==== GIVEN RECORDS ====

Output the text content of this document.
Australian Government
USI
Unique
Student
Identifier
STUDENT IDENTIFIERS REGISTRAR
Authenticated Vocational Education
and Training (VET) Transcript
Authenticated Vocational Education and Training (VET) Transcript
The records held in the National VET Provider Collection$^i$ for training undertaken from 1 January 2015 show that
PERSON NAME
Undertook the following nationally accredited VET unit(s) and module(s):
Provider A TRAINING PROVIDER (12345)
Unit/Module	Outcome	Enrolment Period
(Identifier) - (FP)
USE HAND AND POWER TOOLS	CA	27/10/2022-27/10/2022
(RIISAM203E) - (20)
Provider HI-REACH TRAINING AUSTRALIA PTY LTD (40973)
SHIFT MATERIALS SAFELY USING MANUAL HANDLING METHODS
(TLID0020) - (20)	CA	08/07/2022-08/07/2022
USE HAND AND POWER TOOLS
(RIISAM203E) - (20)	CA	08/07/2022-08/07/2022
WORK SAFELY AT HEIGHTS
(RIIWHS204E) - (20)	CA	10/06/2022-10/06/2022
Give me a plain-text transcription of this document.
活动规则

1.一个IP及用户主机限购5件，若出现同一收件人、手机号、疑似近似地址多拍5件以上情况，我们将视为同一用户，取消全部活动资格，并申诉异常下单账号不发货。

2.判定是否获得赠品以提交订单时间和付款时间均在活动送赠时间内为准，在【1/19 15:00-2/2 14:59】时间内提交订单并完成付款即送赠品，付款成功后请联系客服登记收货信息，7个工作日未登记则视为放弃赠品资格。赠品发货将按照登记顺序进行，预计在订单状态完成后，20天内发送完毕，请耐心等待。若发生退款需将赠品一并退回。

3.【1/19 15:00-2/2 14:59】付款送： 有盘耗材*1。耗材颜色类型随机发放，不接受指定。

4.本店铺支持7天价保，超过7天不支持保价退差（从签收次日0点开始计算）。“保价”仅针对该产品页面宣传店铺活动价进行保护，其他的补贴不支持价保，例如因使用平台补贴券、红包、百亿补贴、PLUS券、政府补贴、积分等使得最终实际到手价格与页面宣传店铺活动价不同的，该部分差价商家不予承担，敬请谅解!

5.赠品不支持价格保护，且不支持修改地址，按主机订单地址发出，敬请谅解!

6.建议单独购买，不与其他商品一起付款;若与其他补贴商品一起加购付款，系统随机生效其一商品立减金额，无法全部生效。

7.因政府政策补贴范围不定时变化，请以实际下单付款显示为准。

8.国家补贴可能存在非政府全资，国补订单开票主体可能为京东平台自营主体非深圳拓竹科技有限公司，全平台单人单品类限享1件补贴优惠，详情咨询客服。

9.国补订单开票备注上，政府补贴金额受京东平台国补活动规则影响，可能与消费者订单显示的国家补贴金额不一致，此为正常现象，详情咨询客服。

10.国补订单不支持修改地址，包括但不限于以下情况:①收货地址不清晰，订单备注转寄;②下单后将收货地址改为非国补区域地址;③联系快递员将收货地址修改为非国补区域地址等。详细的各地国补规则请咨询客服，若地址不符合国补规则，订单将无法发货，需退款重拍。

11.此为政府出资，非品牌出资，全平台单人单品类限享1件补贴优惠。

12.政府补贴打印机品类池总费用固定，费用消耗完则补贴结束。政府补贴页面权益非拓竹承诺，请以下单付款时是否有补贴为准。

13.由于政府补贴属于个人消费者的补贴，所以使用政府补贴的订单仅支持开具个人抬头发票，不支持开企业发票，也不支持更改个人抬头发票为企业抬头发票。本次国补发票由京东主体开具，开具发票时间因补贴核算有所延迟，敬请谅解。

====

Filter lines by "this" and return each hit.

- _EXERCISE RESPONSE_
Output the text content of this document.
Give me a plain-text transcription of this document.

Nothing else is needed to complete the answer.